● **Requirement**
Give every line again exactly as it appears, please, but not the pictures.

● **Extracted entries**
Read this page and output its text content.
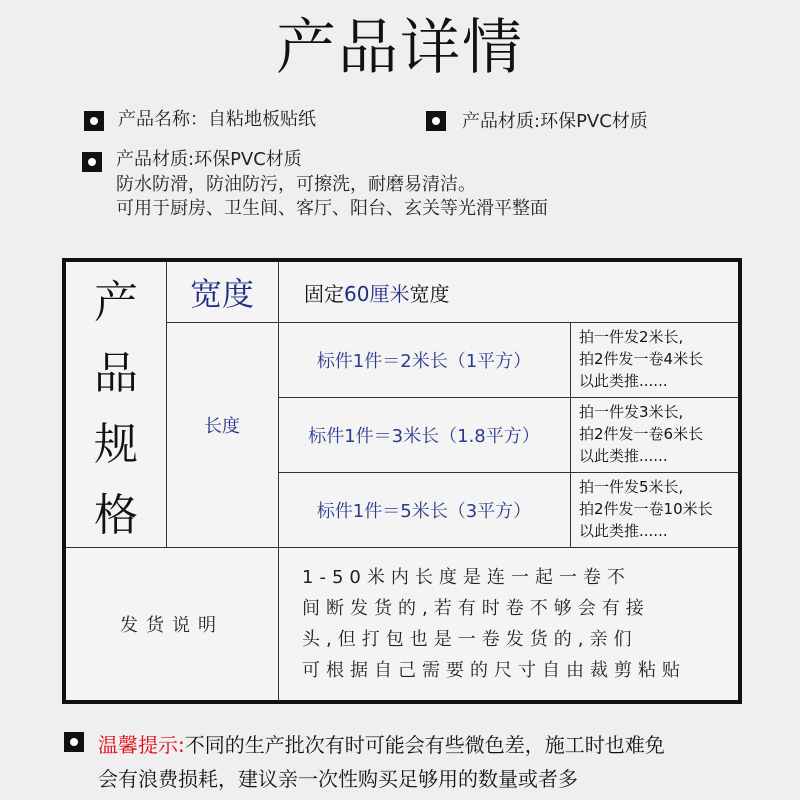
产品详情
产品名称：自粘地板贴纸	产品材质:环保PVC材质
产品材质:环保PVC材质
防水防滑，防油防污，可擦洗，耐磨易清洁。
可用于厨房、卫生间、客厅、阳台、玄关等光滑平整面
产
品
规
格
宽度	固定 60厘米 宽度
长度
标件1件＝2米长（1平方）
拍一件发2米长,
拍2件发一卷4米长
以此类推......
标件1件＝3米长（1.8平方）
拍一件发3米长,
拍2件发一卷6米长
以此类推......
标件1件＝5米长（3平方）
拍一件发5米长,
拍2件发一卷10米长
以此类推......
发货说明
1-50米内长度是连一起一卷不
间断发货的,若有时卷不够会有接
头,但打包也是一卷发货的,亲们
可根据自己需要的尺寸自由裁剪粘贴
温馨提示:不同的生产批次有时可能会有些微色差，施工时也难免
会有浪费损耗，建议亲一次性购买足够用的数量或者多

● **Correct response**
Read this page and output its text content.
产品详情
产品名称：自粘地板贴纸	产品材质:环保PVC材质
产品材质:环保PVC材质
防水防滑，防油防污，可擦洗，耐磨易清洁。
可用于厨房、卫生间、客厅、阳台、玄关等光滑平整面
产
品
规
格
宽度	固定 60厘米 宽度
长度
标件1件＝2米长（1平方）
拍一件发2米长,
拍2件发一卷4米长
以此类推......
标件1件＝3米长（1.8平方）
拍一件发3米长,
拍2件发一卷6米长
以此类推......
标件1件＝5米长（3平方）
拍一件发5米长,
拍2件发一卷10米长
以此类推......
发货说明
1-50米内长度是连一起一卷不
间断发货的,若有时卷不够会有接
头,但打包也是一卷发货的,亲们
可根据自己需要的尺寸自由裁剪粘贴
温馨提示:不同的生产批次有时可能会有些微色差，施工时也难免
会有浪费损耗，建议亲一次性购买足够用的数量或者多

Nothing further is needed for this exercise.